* Start *

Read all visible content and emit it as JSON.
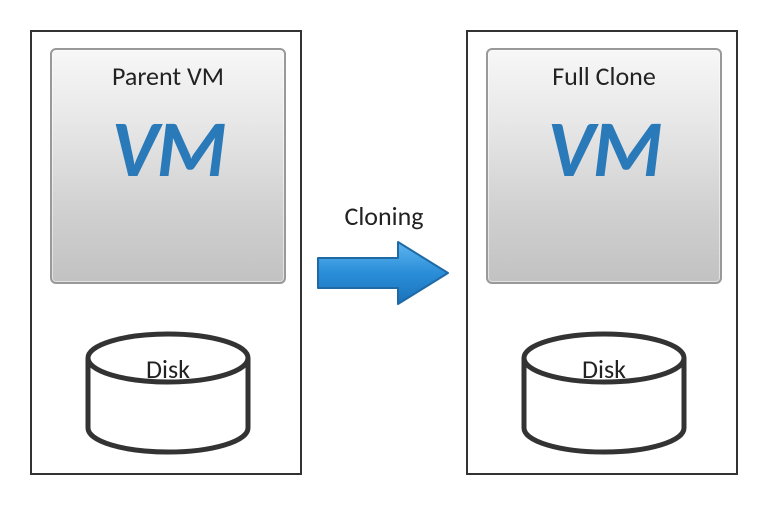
{
  "left": {
    "title": "Parent VM",
    "vmText": "VM",
    "diskLabel": "Disk"
  },
  "right": {
    "title": "Full Clone",
    "vmText": "VM",
    "diskLabel": "Disk"
  },
  "arrow": {
    "label": "Cloning"
  },
  "colors": {
    "vmAccent": "#2a7ab9",
    "arrowFill": "#2a8ed8",
    "arrowStroke": "#1f6aa5",
    "stroke": "#333"
  }
}
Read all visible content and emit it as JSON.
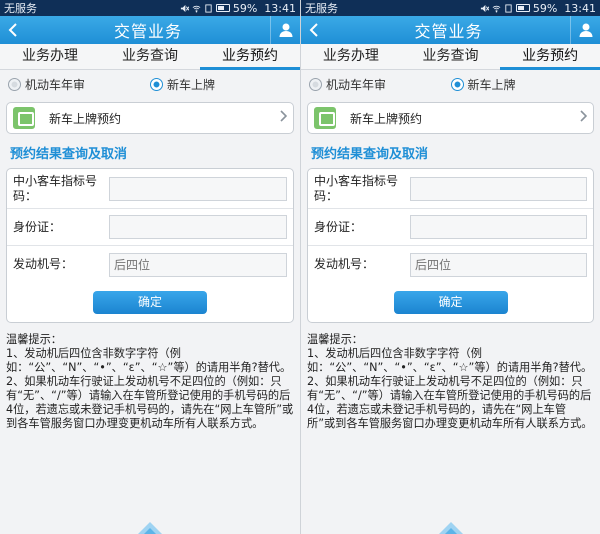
{
  "status": {
    "carrier": "无服务",
    "battery": "59%",
    "time": "13:41"
  },
  "header": {
    "title": "交管业务",
    "back_icon": "back-arrow-icon",
    "user_icon": "user-icon"
  },
  "tabs": [
    {
      "label": "业务办理"
    },
    {
      "label": "业务查询"
    },
    {
      "label": "业务预约",
      "active": true
    }
  ],
  "radios": [
    {
      "label": "机动车年审",
      "selected": false
    },
    {
      "label": "新车上牌",
      "selected": true
    }
  ],
  "select_card": {
    "label": "新车上牌预约",
    "icon": "calendar-icon"
  },
  "section_title": "预约结果查询及取消",
  "form": {
    "plate_label": "中小客车指标号码：",
    "plate_value": "",
    "id_label": "身份证：",
    "id_value": "",
    "engine_label": "发动机号：",
    "engine_placeholder": "后四位",
    "confirm_label": "确定"
  },
  "tips": [
    "温馨提示：",
    "1、发动机后四位含非数字字符（例如：“公”、“N”、“•”、“ε”、“☆”等）的请用半角?替代。",
    "2、如果机动车行驶证上发动机号不足四位的（例如：只有“无”、“/”等）请输入在车管所登记使用的手机号码的后4位，若遗忘或未登记手机号码的，请先在“网上车管所”或到各车管服务窗口办理变更机动车所有人联系方式。"
  ],
  "colors": {
    "accent": "#1f8fd6",
    "status_bar": "#0f2f57",
    "icon_green": "#7cc46b"
  }
}
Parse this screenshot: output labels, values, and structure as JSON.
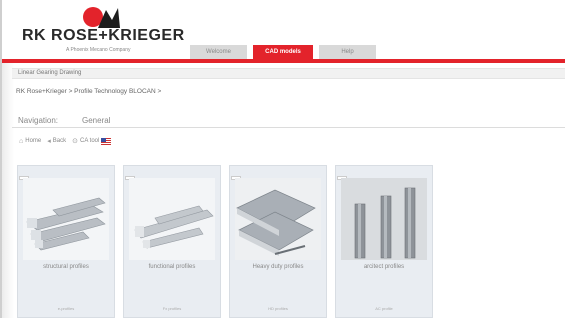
{
  "brand": {
    "name": "RK ROSE+KRIEGER",
    "tagline": "A Phoenix Mecano Company"
  },
  "tabs": [
    {
      "label": "Welcome",
      "active": false
    },
    {
      "label": "CAD models",
      "active": true
    },
    {
      "label": "Help",
      "active": false
    }
  ],
  "strip": {
    "text": "Linear Gearing Drawing"
  },
  "breadcrumb": {
    "text": "RK Rose+Krieger > Profile Technology BLOCAN >"
  },
  "navigation": {
    "label": "Navigation:",
    "value": "General"
  },
  "toolbar": {
    "home": "Home",
    "back": "Back",
    "cad": "CA tool"
  },
  "cards": [
    {
      "label": "structural profiles",
      "foot": "e-profiles"
    },
    {
      "label": "functional profiles",
      "foot": "Fx profiles"
    },
    {
      "label": "Heavy duty profiles",
      "foot": "HD profiles"
    },
    {
      "label": "arcitect profiles",
      "foot": "AC profile"
    }
  ],
  "colors": {
    "accent": "#e3232b",
    "card_bg": "#e9edf2"
  }
}
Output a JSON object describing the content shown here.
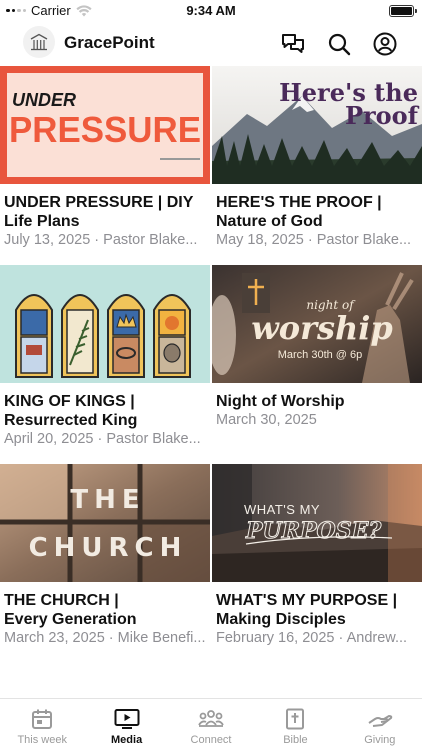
{
  "status_bar": {
    "carrier": "Carrier",
    "time": "9:34 AM"
  },
  "header": {
    "app_title": "GracePoint",
    "icons": [
      "chat-icon",
      "search-icon",
      "account-icon"
    ]
  },
  "media": {
    "items": [
      {
        "thumb_text": "UNDER",
        "thumb_text2": "PRESSURE",
        "title_line1": "UNDER PRESSURE | DIY",
        "title_line2": "Life Plans",
        "meta": "July 13, 2025 · Pastor Blake..."
      },
      {
        "thumb_text": "Here's the",
        "thumb_text2": "Proof",
        "title_line1": "HERE'S THE PROOF |",
        "title_line2": "Nature of God",
        "meta": "May 18, 2025 · Pastor Blake..."
      },
      {
        "title_line1": "KING OF KINGS |",
        "title_line2": "Resurrected King",
        "meta": "April 20, 2025 · Pastor Blake..."
      },
      {
        "thumb_text": "night of",
        "thumb_text2": "worship",
        "thumb_text3": "March 30th @ 6p",
        "title_line1": "Night of Worship",
        "title_line2": "",
        "meta": "March 30, 2025"
      },
      {
        "thumb_text": "THE",
        "thumb_text2": "CHURCH",
        "title_line1": "THE CHURCH |",
        "title_line2": "Every Generation",
        "meta": "March 23, 2025 · Mike Benefi..."
      },
      {
        "thumb_text": "WHAT'S MY",
        "thumb_text2": "PURPOSE?",
        "title_line1": "WHAT'S MY PURPOSE |",
        "title_line2": "Making Disciples",
        "meta": "February 16, 2025 · Andrew..."
      }
    ]
  },
  "tab_bar": {
    "tabs": [
      {
        "label": "This week",
        "icon": "calendar-icon",
        "active": false
      },
      {
        "label": "Media",
        "icon": "tv-play-icon",
        "active": true
      },
      {
        "label": "Connect",
        "icon": "people-icon",
        "active": false
      },
      {
        "label": "Bible",
        "icon": "bible-icon",
        "active": false
      },
      {
        "label": "Giving",
        "icon": "giving-hand-icon",
        "active": false
      }
    ]
  },
  "colors": {
    "accent_active": "#111111",
    "inactive": "#9a9a9a",
    "meta_text": "#8e8e93",
    "pressure_orange": "#ef5a3c"
  }
}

* End *

Find how many lines in the listing hold "CHURCH", and reply with that number only.

2